# Given instruction
Reproduce the material below, substituting "background-dot" for every occurrence of "background-speckle" and leaving everything else unchanged.

# Extracted data

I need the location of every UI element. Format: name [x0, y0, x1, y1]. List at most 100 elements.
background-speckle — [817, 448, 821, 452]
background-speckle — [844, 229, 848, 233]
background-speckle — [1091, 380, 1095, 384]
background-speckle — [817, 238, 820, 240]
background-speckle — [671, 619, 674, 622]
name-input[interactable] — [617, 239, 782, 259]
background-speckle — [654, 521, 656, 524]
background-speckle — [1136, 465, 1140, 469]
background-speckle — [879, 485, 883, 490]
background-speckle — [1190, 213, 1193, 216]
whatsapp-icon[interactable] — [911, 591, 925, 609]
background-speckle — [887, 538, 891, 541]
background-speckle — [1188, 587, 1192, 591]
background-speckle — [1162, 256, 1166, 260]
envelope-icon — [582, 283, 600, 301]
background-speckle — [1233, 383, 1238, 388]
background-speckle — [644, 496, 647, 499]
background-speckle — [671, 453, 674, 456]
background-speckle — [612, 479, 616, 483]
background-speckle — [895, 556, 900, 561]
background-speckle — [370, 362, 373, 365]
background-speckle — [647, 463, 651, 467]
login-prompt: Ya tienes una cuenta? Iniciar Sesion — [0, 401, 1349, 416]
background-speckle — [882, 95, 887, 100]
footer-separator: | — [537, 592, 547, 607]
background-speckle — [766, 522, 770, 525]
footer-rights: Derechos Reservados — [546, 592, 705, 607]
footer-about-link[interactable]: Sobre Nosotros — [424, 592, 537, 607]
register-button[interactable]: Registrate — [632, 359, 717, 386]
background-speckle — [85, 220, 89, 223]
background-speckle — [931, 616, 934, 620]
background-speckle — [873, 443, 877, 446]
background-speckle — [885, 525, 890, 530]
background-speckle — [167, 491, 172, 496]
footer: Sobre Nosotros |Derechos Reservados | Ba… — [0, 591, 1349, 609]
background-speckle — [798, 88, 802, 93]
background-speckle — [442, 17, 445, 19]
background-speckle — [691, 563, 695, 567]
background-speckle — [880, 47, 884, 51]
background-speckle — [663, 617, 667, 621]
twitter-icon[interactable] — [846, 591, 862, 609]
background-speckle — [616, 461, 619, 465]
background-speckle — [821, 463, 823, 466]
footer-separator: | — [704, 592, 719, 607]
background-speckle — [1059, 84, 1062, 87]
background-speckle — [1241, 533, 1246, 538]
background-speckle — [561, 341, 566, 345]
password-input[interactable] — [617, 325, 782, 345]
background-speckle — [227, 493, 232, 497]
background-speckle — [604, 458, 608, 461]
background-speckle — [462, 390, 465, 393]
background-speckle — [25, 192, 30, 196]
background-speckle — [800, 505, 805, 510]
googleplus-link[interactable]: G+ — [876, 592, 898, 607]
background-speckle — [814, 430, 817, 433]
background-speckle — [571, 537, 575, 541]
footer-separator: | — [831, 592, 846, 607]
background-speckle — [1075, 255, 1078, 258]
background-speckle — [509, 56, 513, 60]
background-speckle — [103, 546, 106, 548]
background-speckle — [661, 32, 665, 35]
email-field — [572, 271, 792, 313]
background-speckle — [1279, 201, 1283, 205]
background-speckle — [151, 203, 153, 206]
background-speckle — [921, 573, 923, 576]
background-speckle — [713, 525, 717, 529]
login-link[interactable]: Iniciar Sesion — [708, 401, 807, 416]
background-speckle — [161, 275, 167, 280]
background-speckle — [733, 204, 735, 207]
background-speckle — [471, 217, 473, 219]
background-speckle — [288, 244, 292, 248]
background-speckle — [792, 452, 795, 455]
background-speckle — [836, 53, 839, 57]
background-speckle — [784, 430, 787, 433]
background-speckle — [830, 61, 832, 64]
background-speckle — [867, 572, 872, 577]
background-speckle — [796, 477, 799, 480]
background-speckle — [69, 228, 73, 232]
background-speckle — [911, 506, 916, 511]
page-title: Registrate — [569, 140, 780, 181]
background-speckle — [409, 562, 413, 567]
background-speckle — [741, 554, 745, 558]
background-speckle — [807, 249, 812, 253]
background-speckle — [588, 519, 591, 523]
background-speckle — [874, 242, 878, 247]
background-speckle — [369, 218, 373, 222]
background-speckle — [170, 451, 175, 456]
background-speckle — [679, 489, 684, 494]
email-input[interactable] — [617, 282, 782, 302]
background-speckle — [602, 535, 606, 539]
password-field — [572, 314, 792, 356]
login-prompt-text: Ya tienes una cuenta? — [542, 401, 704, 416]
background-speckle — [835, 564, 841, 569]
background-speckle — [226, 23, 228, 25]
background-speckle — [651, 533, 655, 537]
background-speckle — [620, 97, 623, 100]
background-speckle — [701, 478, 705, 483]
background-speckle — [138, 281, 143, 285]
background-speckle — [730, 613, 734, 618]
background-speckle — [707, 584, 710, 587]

# Solution to this exercise
I need the location of every UI element. Format: name [x0, y0, x1, y1]. List at most 100 elements.
background-dot — [817, 448, 821, 452]
background-dot — [844, 229, 848, 233]
background-dot — [1091, 380, 1095, 384]
background-dot — [817, 238, 820, 240]
background-dot — [671, 619, 674, 622]
name-input[interactable] — [617, 239, 782, 259]
background-dot — [654, 521, 656, 524]
background-dot — [1136, 465, 1140, 469]
background-dot — [879, 485, 883, 490]
background-dot — [1190, 213, 1193, 216]
whatsapp-icon[interactable] — [911, 591, 925, 609]
background-dot — [887, 538, 891, 541]
background-dot — [1188, 587, 1192, 591]
background-dot — [1162, 256, 1166, 260]
envelope-icon — [582, 283, 600, 301]
background-dot — [1233, 383, 1238, 388]
background-dot — [644, 496, 647, 499]
background-dot — [671, 453, 674, 456]
background-dot — [612, 479, 616, 483]
background-dot — [895, 556, 900, 561]
background-dot — [370, 362, 373, 365]
background-dot — [647, 463, 651, 467]
login-prompt: Ya tienes una cuenta? Iniciar Sesion — [0, 401, 1349, 416]
background-dot — [882, 95, 887, 100]
footer-separator: | — [537, 592, 547, 607]
background-dot — [766, 522, 770, 525]
footer-rights: Derechos Reservados — [546, 592, 705, 607]
footer-about-link[interactable]: Sobre Nosotros — [424, 592, 537, 607]
register-button[interactable]: Registrate — [632, 359, 717, 386]
background-dot — [85, 220, 89, 223]
background-dot — [931, 616, 934, 620]
background-dot — [873, 443, 877, 446]
background-dot — [885, 525, 890, 530]
background-dot — [167, 491, 172, 496]
footer: Sobre Nosotros |Derechos Reservados | Ba… — [0, 591, 1349, 609]
background-dot — [798, 88, 802, 93]
background-dot — [442, 17, 445, 19]
background-dot — [691, 563, 695, 567]
background-dot — [880, 47, 884, 51]
background-dot — [663, 617, 667, 621]
twitter-icon[interactable] — [846, 591, 862, 609]
background-dot — [616, 461, 619, 465]
background-dot — [821, 463, 823, 466]
footer-separator: | — [704, 592, 719, 607]
background-dot — [1059, 84, 1062, 87]
background-dot — [1241, 533, 1246, 538]
background-dot — [561, 341, 566, 345]
password-input[interactable] — [617, 325, 782, 345]
background-dot — [227, 493, 232, 497]
background-dot — [604, 458, 608, 461]
background-dot — [462, 390, 465, 393]
background-dot — [25, 192, 30, 196]
background-dot — [800, 505, 805, 510]
googleplus-link[interactable]: G+ — [876, 592, 898, 607]
background-dot — [814, 430, 817, 433]
background-dot — [571, 537, 575, 541]
footer-separator: | — [831, 592, 846, 607]
background-dot — [1075, 255, 1078, 258]
background-dot — [509, 56, 513, 60]
background-dot — [103, 546, 106, 548]
background-dot — [661, 32, 665, 35]
email-field — [572, 271, 792, 313]
background-dot — [1279, 201, 1283, 205]
background-dot — [151, 203, 153, 206]
background-dot — [921, 573, 923, 576]
background-dot — [713, 525, 717, 529]
login-link[interactable]: Iniciar Sesion — [708, 401, 807, 416]
background-dot — [161, 275, 167, 280]
background-dot — [733, 204, 735, 207]
background-dot — [471, 217, 473, 219]
background-dot — [288, 244, 292, 248]
background-dot — [792, 452, 795, 455]
background-dot — [836, 53, 839, 57]
background-dot — [784, 430, 787, 433]
background-dot — [830, 61, 832, 64]
background-dot — [867, 572, 872, 577]
background-dot — [796, 477, 799, 480]
background-dot — [69, 228, 73, 232]
background-dot — [911, 506, 916, 511]
page-title: Registrate — [569, 140, 780, 181]
background-dot — [409, 562, 413, 567]
background-dot — [741, 554, 745, 558]
background-dot — [807, 249, 812, 253]
background-dot — [588, 519, 591, 523]
background-dot — [874, 242, 878, 247]
background-dot — [369, 218, 373, 222]
background-dot — [170, 451, 175, 456]
background-dot — [679, 489, 684, 494]
email-input[interactable] — [617, 282, 782, 302]
background-dot — [602, 535, 606, 539]
password-field — [572, 314, 792, 356]
login-prompt-text: Ya tienes una cuenta? — [542, 401, 704, 416]
background-dot — [835, 564, 841, 569]
background-dot — [226, 23, 228, 25]
background-dot — [651, 533, 655, 537]
background-dot — [620, 97, 623, 100]
background-dot — [701, 478, 705, 483]
background-dot — [138, 281, 143, 285]
background-dot — [730, 613, 734, 618]
background-dot — [707, 584, 710, 587]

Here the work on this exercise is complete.